* **Exercise**
Please rewrite everything in the SQL text below from "I think @mustaccio" down to "10, 5)) t(a,b,c,d,e,f,g,h,i)", swapping "knapsack problem" for "subset sum problem".

* **Selected text**

This is incomplete, may be someone can finish it if possible.

DECLARE @Buyer TABLE 
(
 BuyerId INT IDENTITY(1,1),
 Name NVARCHAR(100),
 Budget INT
);

INSERT @Buyer (Name, Budget) VALUES 
('Anna', 100),
('Brett', 50),
('Conor', 20)

DECLARE @Item TABLE
(
 ItemId INT IDENTITY(1,1),
 Cost INT
);

INSERT @Item (Cost) VALUES (50),(30),(20),(40),(10),(40),(30),(10),(5);

--select *,lag(cost) over(order by cost desc)from @Item
--return
Declare @rn int,@rn1 int
select @rn=count(*) from @Buyer

select @rn1=count(*) from @Item

;with CTE1 as
(
select *,ROW_NUMBER()over(order by cost desc) rownum from  @Item 
)
,CTE as
(
select ItemId
, i.Cost
,BuyerId as rn 
, rownum rn1
,rownum
,b.Budget,
i.Cost as Totalcost
--,case when i.cost<=b.Budget then b.Name end Buyer,
,1 rn2
,case when b.Budget>=cost then 1 else 0 end Status

from CTE1 I
, @Buyer B
where rownum=1
and b.BuyerId=1

union all

select 
i.ItemId
,i.cost

,case when  t1.rn2/@rn1=rn then rn +1 else rn end
,case when I.rownum=@rn1 then 0 else rn1+1 end
,i.rownum
,b.Budget
,case 
when t1.rn2/@rn1=rn then i.Cost  
when b.Budget>= i.Cost+t1.Totalcost 
then i.Cost+t1.Totalcost else t1.Totalcost end   as Totalcost
--,case when i.cost+<=b.Budget then b.Name end Buyer
,rn2+1
,case when t1.rn2/@rn1=rn and b.Budget>=i.cost and t1.cost>0  then 1 
when b.Budget>= i.Cost+t1.Totalcost and t1.cost>0   then 1
else 0 end 

from CTE1 I 
inner join CTE t1 on I.rownum=rn1+1
, @Buyer B
--and rn1<=10
where  b.BuyerId=case when  t1.rn2/@rn1=rn then rn +1 else rn end 
and rn<=@rn



)

select * from CTE

Can we know CTE t1 old status when rn>1 ?

-1

I think @mustaccio is right, the problem is a "knapsack problem".

You maybe can attack the problem the other way around using GROUP BY CUBE.

select coalesce(a, 0) + coalesce(b, 0) + coalesce(c, 0) + coalesce(d, 0) + coalesce(e, 0) + coalesce(f, 0) + coalesce(g, 0) + coalesce(h, 0) + coalesce(i, 0)
from (values (50, 30, 20, 40, 10, 40, 30, 10, 5)) t(a,b,c,d,e,f,g,h,i)
group by cube(a,b,c,d,e,f,g,h,i)
having (case when a is not null then 1 else 0 end +
        case when b is not null then 1 else 0 end +
        case when c is not null then 1 else 0 end +
        case when d is not null then 1 else 0 end +
        case when e is not null then 1 else 0 end +
        case when f is not null then 1 else 0 end +
        case when g is not null then 1 else 0 end +
        case when h is not null then 1 else 0 end +
        case when i is not null then 1 else 0 end
       ) = 3;

In this case I'm calculating all possible combinations of the SUM of 3 items.

* **Exercise data**

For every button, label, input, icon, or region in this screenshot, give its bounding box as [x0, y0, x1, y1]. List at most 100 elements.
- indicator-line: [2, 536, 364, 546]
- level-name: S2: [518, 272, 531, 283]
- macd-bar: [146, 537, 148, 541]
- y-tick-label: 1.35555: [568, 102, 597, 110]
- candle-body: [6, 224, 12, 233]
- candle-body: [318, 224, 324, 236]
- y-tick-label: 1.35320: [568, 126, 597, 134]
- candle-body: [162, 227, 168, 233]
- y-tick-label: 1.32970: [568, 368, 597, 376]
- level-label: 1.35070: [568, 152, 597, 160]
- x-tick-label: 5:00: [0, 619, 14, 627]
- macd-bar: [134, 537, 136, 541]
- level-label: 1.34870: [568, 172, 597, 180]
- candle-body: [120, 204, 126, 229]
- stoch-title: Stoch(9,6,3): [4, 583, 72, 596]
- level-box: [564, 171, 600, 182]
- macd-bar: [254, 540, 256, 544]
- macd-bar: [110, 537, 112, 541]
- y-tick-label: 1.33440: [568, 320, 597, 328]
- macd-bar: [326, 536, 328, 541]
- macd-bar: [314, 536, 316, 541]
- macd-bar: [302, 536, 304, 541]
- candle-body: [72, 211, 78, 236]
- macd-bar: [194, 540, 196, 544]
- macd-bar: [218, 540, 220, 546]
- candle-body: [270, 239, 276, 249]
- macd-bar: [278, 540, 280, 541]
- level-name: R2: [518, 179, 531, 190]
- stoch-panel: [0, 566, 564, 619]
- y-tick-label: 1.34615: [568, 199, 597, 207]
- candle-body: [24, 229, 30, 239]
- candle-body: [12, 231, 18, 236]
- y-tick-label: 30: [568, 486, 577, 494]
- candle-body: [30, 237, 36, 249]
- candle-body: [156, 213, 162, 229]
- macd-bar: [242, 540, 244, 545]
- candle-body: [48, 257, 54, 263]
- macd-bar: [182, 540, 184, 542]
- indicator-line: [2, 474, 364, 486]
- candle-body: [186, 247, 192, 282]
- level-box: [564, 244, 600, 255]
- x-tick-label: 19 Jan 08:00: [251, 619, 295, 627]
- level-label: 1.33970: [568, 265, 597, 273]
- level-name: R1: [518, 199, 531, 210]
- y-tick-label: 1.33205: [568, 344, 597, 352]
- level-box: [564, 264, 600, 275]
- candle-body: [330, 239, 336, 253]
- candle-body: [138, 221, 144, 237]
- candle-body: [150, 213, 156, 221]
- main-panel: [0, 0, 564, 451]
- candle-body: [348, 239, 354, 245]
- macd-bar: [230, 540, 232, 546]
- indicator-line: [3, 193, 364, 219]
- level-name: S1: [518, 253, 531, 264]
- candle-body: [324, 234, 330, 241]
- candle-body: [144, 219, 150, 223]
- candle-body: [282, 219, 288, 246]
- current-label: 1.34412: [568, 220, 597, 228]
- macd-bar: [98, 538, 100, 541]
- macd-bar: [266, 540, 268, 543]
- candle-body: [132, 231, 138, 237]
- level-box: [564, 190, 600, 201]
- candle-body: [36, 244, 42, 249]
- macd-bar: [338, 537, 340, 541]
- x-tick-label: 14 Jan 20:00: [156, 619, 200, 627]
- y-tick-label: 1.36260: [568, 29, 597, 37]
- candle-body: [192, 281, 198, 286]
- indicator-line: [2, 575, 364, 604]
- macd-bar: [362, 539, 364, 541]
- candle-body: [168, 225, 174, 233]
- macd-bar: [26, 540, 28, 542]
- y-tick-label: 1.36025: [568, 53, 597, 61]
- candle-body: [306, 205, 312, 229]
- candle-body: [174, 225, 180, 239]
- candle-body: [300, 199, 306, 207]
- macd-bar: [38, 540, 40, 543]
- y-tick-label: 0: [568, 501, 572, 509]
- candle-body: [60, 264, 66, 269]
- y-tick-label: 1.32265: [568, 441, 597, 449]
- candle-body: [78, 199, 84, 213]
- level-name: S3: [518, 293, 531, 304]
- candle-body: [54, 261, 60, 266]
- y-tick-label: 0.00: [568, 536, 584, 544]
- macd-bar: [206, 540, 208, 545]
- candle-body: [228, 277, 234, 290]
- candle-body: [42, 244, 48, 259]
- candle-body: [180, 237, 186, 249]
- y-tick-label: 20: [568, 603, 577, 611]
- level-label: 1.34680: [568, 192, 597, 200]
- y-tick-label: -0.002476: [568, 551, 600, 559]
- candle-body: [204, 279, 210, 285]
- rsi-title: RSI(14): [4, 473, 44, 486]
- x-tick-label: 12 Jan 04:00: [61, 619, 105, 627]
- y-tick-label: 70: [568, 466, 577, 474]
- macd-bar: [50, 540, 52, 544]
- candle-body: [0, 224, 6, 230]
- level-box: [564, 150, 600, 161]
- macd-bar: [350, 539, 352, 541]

* **Answer to this problem**
I think @mustaccio is right, the problem is a "subset sum problem".

You maybe can attack the problem the other way around using GROUP BY CUBE.

select coalesce(a, 0) + coalesce(b, 0) + coalesce(c, 0) + coalesce(d, 0) + coalesce(e, 0) + coalesce(f, 0) + coalesce(g, 0) + coalesce(h, 0) + coalesce(i, 0)
from (values (50, 30, 20, 40, 10, 40, 30, 10, 5)) t(a,b,c,d,e,f,g,h,i)